Records from a collection of figures
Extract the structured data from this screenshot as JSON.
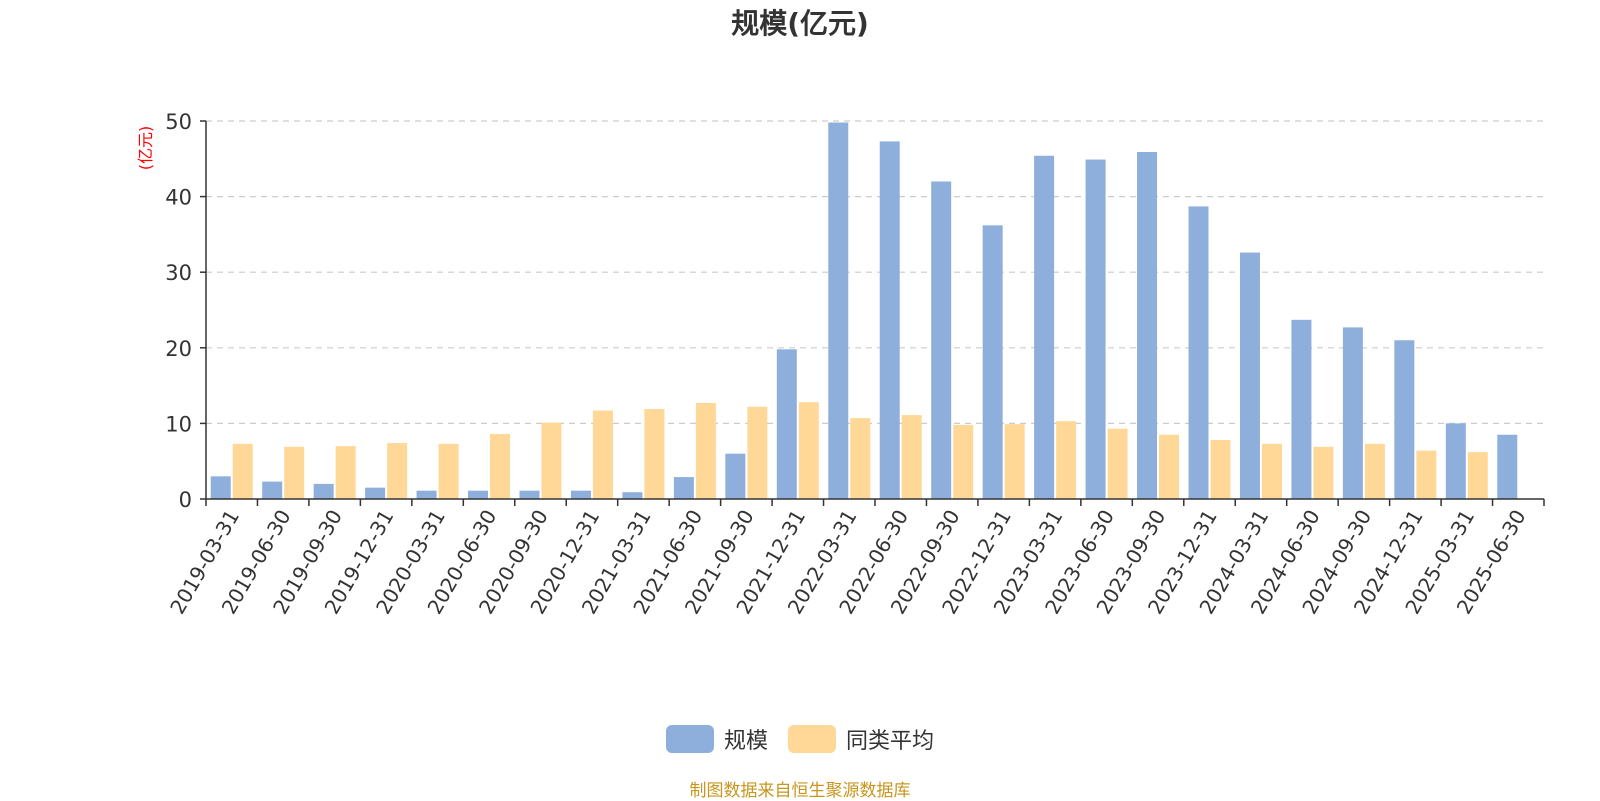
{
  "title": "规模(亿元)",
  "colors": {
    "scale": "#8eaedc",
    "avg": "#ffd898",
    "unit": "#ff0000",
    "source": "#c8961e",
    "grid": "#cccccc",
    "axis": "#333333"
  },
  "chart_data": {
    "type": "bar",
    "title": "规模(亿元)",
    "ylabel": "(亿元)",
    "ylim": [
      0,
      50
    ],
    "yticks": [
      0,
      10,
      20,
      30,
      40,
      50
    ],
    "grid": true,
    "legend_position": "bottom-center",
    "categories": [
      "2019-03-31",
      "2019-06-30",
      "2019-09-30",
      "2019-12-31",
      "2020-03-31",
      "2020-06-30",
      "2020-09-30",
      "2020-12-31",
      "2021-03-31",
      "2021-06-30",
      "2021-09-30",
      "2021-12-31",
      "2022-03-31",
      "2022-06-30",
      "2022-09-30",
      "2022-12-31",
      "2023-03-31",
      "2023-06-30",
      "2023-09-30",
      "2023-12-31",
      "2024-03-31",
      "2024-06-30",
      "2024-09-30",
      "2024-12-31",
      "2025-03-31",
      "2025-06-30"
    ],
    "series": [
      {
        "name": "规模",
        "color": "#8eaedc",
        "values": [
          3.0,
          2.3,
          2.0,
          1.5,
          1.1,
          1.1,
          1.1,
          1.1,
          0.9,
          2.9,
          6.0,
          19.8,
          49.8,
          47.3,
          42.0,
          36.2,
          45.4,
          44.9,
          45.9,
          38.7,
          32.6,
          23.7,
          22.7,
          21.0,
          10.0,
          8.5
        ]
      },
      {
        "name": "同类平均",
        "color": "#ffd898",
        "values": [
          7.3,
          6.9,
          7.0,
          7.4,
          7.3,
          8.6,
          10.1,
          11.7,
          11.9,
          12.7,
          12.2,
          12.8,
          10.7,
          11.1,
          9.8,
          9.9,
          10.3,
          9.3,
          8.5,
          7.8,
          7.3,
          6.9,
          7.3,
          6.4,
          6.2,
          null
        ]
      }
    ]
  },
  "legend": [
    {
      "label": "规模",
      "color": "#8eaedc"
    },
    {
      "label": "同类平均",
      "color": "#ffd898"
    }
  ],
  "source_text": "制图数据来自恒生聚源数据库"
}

==

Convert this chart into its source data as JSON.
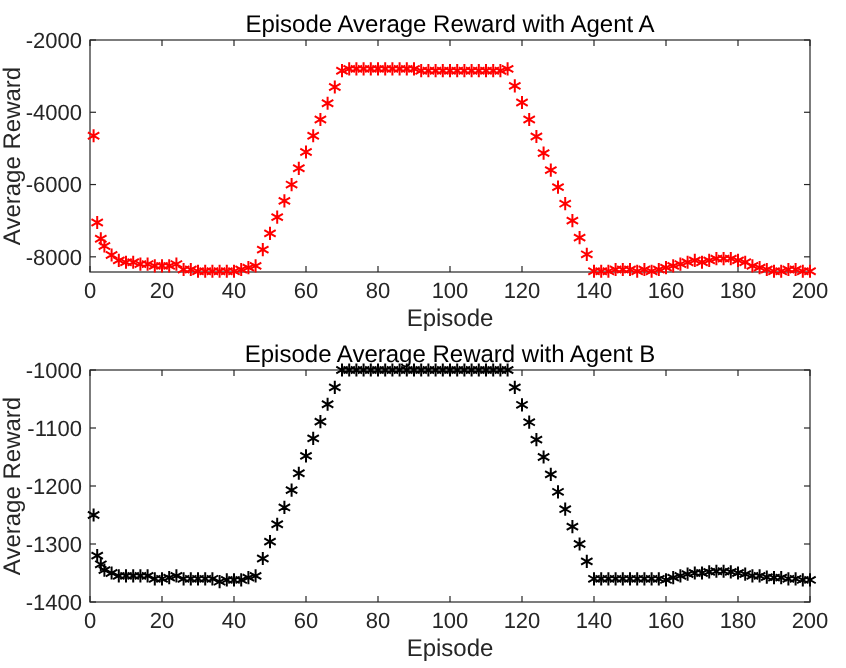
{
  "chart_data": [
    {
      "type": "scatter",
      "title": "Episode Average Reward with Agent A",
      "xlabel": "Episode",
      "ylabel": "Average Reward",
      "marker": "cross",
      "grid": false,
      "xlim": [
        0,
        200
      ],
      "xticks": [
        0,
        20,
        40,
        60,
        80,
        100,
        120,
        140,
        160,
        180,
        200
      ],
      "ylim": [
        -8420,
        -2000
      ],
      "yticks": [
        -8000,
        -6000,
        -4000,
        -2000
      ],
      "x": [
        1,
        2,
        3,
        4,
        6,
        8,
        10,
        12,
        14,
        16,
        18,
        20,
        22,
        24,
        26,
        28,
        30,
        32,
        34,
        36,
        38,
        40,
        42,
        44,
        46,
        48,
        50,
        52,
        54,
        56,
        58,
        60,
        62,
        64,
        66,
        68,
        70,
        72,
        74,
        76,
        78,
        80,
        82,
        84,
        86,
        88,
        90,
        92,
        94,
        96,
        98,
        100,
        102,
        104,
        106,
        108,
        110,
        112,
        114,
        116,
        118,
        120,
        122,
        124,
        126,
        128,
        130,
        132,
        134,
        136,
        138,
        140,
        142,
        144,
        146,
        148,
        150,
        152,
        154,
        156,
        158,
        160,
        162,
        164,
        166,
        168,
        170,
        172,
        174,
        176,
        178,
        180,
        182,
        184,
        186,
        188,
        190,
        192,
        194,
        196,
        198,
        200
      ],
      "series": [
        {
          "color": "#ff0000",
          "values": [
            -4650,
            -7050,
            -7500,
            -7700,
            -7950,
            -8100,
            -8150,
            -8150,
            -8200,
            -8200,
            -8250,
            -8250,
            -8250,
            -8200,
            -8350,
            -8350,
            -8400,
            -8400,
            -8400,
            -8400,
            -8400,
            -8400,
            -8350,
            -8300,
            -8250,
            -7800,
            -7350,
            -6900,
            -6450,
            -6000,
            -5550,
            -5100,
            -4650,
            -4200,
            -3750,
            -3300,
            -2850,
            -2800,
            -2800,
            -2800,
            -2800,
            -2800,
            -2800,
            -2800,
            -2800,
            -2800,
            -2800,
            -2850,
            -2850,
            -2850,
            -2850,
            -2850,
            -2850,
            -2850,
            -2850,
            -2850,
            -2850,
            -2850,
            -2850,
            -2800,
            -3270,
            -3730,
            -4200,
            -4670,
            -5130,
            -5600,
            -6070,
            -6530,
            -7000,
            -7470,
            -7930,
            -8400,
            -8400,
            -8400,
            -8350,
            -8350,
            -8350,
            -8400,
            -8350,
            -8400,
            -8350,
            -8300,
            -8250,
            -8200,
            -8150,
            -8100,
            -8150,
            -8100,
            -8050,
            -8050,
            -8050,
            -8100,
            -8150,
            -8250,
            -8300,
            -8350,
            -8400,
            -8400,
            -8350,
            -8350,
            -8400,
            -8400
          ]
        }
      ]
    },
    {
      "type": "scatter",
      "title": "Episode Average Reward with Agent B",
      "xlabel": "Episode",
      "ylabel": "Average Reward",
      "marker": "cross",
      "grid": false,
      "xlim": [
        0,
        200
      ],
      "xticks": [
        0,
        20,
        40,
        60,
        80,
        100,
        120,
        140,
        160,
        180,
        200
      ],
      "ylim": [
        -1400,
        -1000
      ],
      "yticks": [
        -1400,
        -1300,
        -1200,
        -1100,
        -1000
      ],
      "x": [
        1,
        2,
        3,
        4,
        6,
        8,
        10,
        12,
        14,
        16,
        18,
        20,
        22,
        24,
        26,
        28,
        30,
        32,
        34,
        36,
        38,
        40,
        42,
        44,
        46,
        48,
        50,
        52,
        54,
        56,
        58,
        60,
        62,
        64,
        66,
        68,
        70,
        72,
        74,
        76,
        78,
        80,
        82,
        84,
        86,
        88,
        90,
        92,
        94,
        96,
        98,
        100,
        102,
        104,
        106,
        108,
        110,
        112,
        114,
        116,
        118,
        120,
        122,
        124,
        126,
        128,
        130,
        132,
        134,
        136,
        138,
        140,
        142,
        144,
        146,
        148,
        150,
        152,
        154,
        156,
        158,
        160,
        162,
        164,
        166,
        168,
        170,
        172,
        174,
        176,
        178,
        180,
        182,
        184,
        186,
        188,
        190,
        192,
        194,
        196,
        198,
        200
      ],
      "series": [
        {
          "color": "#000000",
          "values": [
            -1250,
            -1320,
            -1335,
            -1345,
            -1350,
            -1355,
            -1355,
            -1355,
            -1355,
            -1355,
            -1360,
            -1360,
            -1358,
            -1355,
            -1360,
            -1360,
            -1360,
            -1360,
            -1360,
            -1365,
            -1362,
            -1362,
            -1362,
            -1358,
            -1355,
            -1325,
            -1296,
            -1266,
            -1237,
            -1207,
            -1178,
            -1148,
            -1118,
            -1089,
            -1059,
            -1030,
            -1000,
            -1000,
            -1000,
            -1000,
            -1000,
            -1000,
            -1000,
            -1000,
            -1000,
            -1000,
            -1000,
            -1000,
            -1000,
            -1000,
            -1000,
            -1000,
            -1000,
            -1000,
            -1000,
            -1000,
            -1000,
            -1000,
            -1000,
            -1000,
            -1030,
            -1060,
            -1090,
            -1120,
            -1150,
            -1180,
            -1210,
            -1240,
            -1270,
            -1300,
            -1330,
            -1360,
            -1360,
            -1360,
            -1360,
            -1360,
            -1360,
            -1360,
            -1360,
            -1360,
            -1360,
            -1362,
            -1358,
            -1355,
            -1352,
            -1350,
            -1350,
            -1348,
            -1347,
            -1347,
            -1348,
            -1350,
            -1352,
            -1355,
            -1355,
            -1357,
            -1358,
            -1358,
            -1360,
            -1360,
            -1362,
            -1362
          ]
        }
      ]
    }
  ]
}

Exercise:
Using the material above, report each line where "title" occurs.

Worked answer:
  "title": "规模(亿元)",
    "title": "规模(亿元)",
      "title": "Episode Average Reward with Agent A",
      "title": "Episode Average Reward with Agent B",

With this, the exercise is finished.